■ Prompt ■
Print the entries that appear below, exactly as written and without their pictures.

________

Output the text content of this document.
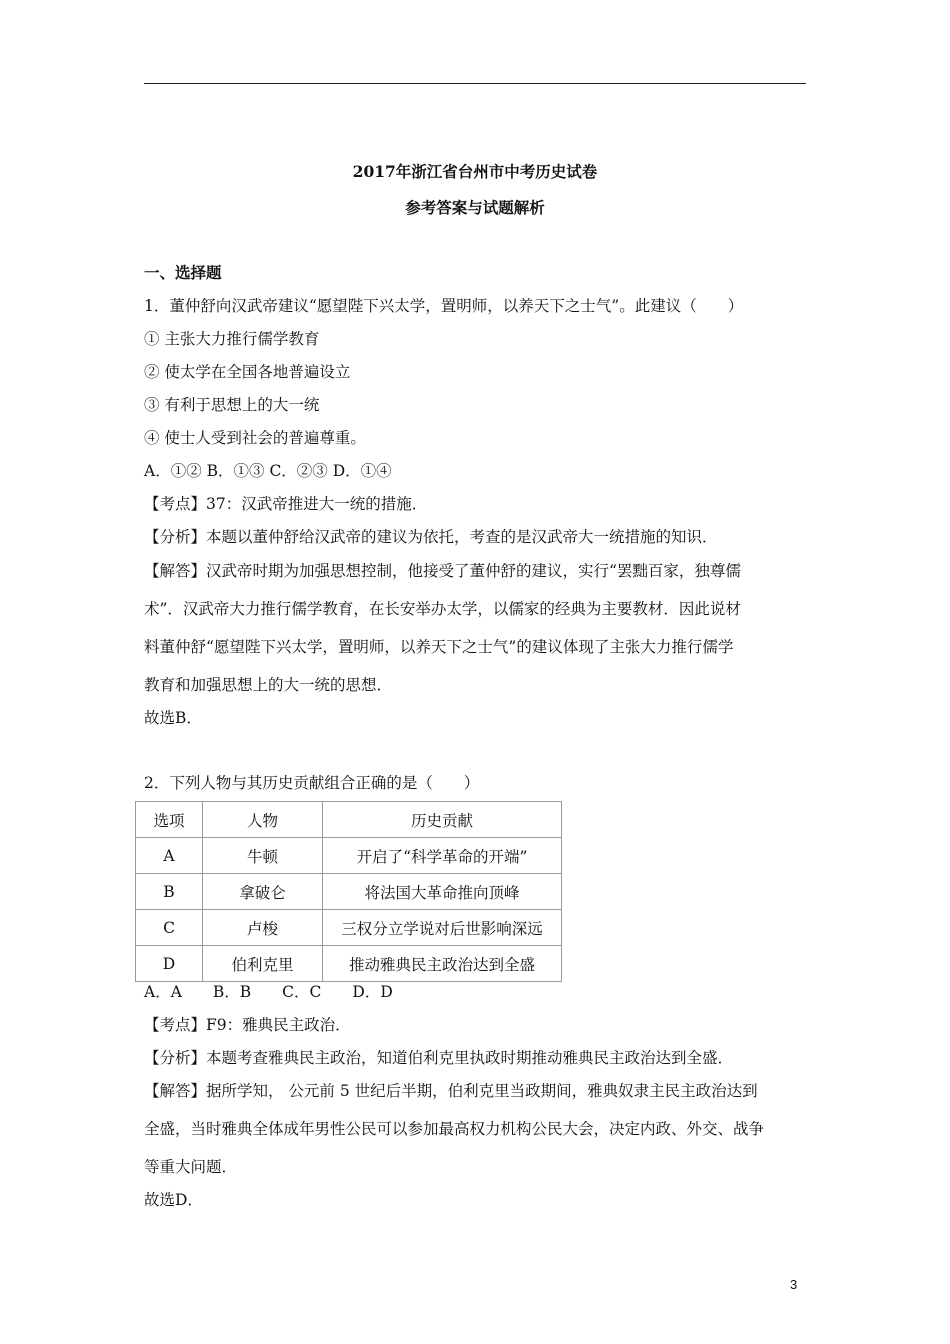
2017年浙江省台州市中考历史试卷
参考答案与试题解析
一、选择题
1．董仲舒向汉武帝建议“愿望陛下兴太学，置明师，以养天下之士气”。此建议（　　）
① 主张大力推行儒学教育
② 使太学在全国各地普遍设立
③ 有利于思想上的大一统
④ 使士人受到社会的普遍尊重。
A．①② B．①③ C．②③ D．①④
【考点】37：汉武帝推进大一统的措施．
【分析】本题以董仲舒给汉武帝的建议为依托，考查的是汉武帝大一统措施的知识．
【解答】汉武帝时期为加强思想控制，他接受了董仲舒的建议，实行“罢黜百家，独尊儒
术”．汉武帝大力推行儒学教育，在长安举办太学，以儒家的经典为主要教材．因此说材
料董仲舒“愿望陛下兴太学，置明师，以养天下之士气”的建议体现了主张大力推行儒学
教育和加强思想上的大一统的思想．
故选B．
2．下列人物与其历史贡献组合正确的是（　　）
选项	人物	历史贡献
A	牛顿	开启了“科学革命的开端”
B	拿破仑	将法国大革命推向顶峰
C	卢梭	三权分立学说对后世影响深远
D	伯利克里	推动雅典民主政治达到全盛
A．A　　B．B　　C．C　　D．D
【考点】F9：雅典民主政治．
【分析】本题考查雅典民主政治，知道伯利克里执政时期推动雅典民主政治达到全盛．
【解答】据所学知， 公元前 5 世纪后半期，伯利克里当政期间，雅典奴隶主民主政治达到
全盛，当时雅典全体成年男性公民可以参加最高权力机构公民大会，决定内政、外交、战争
等重大问题．
故选D．
3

________

■ Reply ■
Output the text content of this document.
2017年浙江省台州市中考历史试卷
参考答案与试题解析
一、选择题
1．董仲舒向汉武帝建议“愿望陛下兴太学，置明师，以养天下之士气”。此建议（　　）
① 主张大力推行儒学教育
② 使太学在全国各地普遍设立
③ 有利于思想上的大一统
④ 使士人受到社会的普遍尊重。
A．①② B．①③ C．②③ D．①④
【考点】37：汉武帝推进大一统的措施．
【分析】本题以董仲舒给汉武帝的建议为依托，考查的是汉武帝大一统措施的知识．
【解答】汉武帝时期为加强思想控制，他接受了董仲舒的建议，实行“罢黜百家，独尊儒
术”．汉武帝大力推行儒学教育，在长安举办太学，以儒家的经典为主要教材．因此说材
料董仲舒“愿望陛下兴太学，置明师，以养天下之士气”的建议体现了主张大力推行儒学
教育和加强思想上的大一统的思想．
故选B．
2．下列人物与其历史贡献组合正确的是（　　）
选项	人物	历史贡献
A	牛顿	开启了“科学革命的开端”
B	拿破仑	将法国大革命推向顶峰
C	卢梭	三权分立学说对后世影响深远
D	伯利克里	推动雅典民主政治达到全盛
A．A　　B．B　　C．C　　D．D
【考点】F9：雅典民主政治．
【分析】本题考查雅典民主政治，知道伯利克里执政时期推动雅典民主政治达到全盛．
【解答】据所学知， 公元前 5 世纪后半期，伯利克里当政期间，雅典奴隶主民主政治达到
全盛，当时雅典全体成年男性公民可以参加最高权力机构公民大会，决定内政、外交、战争
等重大问题．
故选D．
3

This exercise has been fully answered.